# Exercise prompt
Give the number of lines in the records below that include "formes", and nothing more.

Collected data
------------------------------

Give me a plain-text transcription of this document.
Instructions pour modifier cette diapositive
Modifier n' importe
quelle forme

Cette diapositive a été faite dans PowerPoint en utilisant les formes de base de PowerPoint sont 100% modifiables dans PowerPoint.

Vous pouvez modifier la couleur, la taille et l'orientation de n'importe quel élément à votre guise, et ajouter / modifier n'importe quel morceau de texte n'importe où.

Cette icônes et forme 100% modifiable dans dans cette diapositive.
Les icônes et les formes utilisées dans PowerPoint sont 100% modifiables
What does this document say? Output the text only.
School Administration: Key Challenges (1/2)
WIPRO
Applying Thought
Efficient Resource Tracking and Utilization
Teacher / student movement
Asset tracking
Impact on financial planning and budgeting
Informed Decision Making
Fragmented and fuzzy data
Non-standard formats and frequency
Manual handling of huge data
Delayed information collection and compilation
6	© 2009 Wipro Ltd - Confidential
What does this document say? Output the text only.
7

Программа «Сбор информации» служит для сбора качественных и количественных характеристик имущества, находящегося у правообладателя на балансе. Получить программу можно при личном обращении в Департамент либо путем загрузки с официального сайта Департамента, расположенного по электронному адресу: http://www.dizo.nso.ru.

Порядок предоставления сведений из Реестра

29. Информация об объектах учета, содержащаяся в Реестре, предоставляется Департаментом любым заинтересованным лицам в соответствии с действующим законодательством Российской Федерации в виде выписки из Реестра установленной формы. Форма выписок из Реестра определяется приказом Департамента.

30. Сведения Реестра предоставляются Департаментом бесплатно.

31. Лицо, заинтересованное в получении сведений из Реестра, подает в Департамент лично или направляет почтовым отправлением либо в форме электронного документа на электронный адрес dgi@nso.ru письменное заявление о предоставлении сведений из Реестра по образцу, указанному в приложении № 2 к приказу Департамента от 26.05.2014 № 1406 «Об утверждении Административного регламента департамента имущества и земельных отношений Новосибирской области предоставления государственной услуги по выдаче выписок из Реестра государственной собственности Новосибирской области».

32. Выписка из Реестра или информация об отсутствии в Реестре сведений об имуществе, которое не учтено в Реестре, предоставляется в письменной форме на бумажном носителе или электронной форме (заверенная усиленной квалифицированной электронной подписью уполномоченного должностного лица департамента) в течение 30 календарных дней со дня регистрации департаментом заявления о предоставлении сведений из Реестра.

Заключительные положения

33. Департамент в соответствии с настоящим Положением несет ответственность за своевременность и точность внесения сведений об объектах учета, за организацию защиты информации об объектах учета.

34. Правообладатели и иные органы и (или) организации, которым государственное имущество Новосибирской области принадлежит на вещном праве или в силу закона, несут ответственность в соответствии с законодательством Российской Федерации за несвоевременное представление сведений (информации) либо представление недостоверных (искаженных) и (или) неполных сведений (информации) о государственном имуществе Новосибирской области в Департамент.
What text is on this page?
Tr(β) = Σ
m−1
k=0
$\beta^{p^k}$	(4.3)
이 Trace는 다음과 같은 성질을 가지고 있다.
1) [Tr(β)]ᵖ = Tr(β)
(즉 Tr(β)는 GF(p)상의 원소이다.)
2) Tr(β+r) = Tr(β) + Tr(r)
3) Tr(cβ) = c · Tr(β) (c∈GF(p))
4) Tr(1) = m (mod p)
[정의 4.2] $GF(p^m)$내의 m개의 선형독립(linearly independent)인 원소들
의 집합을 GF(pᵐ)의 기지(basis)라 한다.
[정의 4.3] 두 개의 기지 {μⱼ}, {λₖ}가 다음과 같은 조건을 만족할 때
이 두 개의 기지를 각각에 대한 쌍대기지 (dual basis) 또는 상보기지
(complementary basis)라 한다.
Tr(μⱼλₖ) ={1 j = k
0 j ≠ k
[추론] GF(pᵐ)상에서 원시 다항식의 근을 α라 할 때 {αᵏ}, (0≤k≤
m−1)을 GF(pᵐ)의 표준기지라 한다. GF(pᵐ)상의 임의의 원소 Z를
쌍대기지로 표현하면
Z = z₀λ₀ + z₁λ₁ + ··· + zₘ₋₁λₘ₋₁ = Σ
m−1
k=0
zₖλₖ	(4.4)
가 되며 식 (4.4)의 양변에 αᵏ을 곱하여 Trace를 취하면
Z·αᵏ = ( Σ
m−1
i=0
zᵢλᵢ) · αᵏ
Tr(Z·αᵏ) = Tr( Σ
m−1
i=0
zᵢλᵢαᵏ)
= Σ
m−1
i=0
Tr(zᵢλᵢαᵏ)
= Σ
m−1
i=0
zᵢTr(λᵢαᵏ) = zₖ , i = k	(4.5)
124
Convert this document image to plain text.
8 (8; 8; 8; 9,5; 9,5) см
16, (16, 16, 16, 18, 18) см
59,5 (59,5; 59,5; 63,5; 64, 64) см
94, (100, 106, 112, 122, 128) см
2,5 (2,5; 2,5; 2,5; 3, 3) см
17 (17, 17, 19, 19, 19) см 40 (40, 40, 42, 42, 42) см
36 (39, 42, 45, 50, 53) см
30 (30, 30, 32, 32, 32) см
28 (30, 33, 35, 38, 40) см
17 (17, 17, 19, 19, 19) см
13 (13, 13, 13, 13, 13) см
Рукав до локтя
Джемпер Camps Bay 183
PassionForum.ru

------------------------------

# Response to this exercise
2